## Work to do
Quote, without change, all of the lines that follow.

## Data listing
/---

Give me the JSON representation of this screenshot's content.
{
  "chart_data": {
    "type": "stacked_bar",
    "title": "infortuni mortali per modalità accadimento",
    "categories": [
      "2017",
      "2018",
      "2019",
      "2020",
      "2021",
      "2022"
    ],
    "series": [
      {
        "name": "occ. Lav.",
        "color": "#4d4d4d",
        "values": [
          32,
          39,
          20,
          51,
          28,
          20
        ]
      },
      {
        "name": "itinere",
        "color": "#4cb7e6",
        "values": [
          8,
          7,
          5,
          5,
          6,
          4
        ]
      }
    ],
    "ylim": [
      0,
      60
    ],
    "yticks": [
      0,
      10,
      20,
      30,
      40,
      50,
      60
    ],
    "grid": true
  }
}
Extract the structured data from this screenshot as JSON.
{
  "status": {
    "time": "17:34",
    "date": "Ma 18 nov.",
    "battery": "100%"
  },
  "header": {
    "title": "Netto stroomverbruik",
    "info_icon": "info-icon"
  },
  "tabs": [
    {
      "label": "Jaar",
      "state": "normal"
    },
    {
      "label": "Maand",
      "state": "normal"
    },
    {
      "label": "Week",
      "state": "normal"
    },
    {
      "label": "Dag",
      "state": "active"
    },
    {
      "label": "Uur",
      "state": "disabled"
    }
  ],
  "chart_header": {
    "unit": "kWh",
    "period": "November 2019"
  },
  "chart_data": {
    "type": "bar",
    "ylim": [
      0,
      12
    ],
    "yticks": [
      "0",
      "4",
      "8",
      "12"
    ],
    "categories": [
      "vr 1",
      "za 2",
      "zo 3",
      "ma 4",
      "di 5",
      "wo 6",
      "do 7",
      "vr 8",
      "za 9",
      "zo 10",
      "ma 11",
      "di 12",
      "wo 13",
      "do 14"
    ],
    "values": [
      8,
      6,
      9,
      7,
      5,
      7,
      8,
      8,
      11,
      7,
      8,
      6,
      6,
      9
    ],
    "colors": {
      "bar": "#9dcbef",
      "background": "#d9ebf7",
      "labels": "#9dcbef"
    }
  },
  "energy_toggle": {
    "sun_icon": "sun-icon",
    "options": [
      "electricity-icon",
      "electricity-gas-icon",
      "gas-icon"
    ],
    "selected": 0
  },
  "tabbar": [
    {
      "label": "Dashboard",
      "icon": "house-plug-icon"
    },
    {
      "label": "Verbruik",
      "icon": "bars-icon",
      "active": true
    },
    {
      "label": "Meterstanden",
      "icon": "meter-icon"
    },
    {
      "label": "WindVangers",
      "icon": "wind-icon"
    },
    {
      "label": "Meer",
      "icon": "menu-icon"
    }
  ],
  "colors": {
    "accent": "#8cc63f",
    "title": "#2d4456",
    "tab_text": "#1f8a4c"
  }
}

\---

## Answer to this exercise
Give me the JSON representation of this screenshot's content.
{
  "chart_data": {
    "type": "stacked_bar",
    "title": "infortuni mortali per modalità accadimento",
    "categories": [
      "2017",
      "2018",
      "2019",
      "2020",
      "2021",
      "2022"
    ],
    "series": [
      {
        "name": "occ. Lav.",
        "color": "#4d4d4d",
        "values": [
          32,
          39,
          20,
          51,
          28,
          20
        ]
      },
      {
        "name": "itinere",
        "color": "#4cb7e6",
        "values": [
          8,
          7,
          5,
          5,
          6,
          4
        ]
      }
    ],
    "ylim": [
      0,
      60
    ],
    "yticks": [
      0,
      10,
      20,
      30,
      40,
      50,
      60
    ],
    "grid": true
  }
}
Extract the structured data from this screenshot as JSON.
{
  "status": {
    "time": "17:34",
    "date": "Ma 18 nov.",
    "battery": "100%"
  },
  "header": {
    "title": "Netto stroomverbruik",
    "info_icon": "info-icon"
  },
  "tabs": [
    {
      "label": "Jaar",
      "state": "normal"
    },
    {
      "label": "Maand",
      "state": "normal"
    },
    {
      "label": "Week",
      "state": "normal"
    },
    {
      "label": "Dag",
      "state": "active"
    },
    {
      "label": "Uur",
      "state": "disabled"
    }
  ],
  "chart_header": {
    "unit": "kWh",
    "period": "November 2019"
  },
  "chart_data": {
    "type": "bar",
    "ylim": [
      0,
      12
    ],
    "yticks": [
      "0",
      "4",
      "8",
      "12"
    ],
    "categories": [
      "vr 1",
      "za 2",
      "zo 3",
      "ma 4",
      "di 5",
      "wo 6",
      "do 7",
      "vr 8",
      "za 9",
      "zo 10",
      "ma 11",
      "di 12",
      "wo 13",
      "do 14"
    ],
    "values": [
      8,
      6,
      9,
      7,
      5,
      7,
      8,
      8,
      11,
      7,
      8,
      6,
      6,
      9
    ],
    "colors": {
      "bar": "#9dcbef",
      "background": "#d9ebf7",
      "labels": "#9dcbef"
    }
  },
  "energy_toggle": {
    "sun_icon": "sun-icon",
    "options": [
      "electricity-icon",
      "electricity-gas-icon",
      "gas-icon"
    ],
    "selected": 0
  },
  "tabbar": [
    {
      "label": "Dashboard",
      "icon": "house-plug-icon"
    },
    {
      "label": "Verbruik",
      "icon": "bars-icon",
      "active": true
    },
    {
      "label": "Meterstanden",
      "icon": "meter-icon"
    },
    {
      "label": "WindVangers",
      "icon": "wind-icon"
    },
    {
      "label": "Meer",
      "icon": "menu-icon"
    }
  ],
  "colors": {
    "accent": "#8cc63f",
    "title": "#2d4456",
    "tab_text": "#1f8a4c"
  }
}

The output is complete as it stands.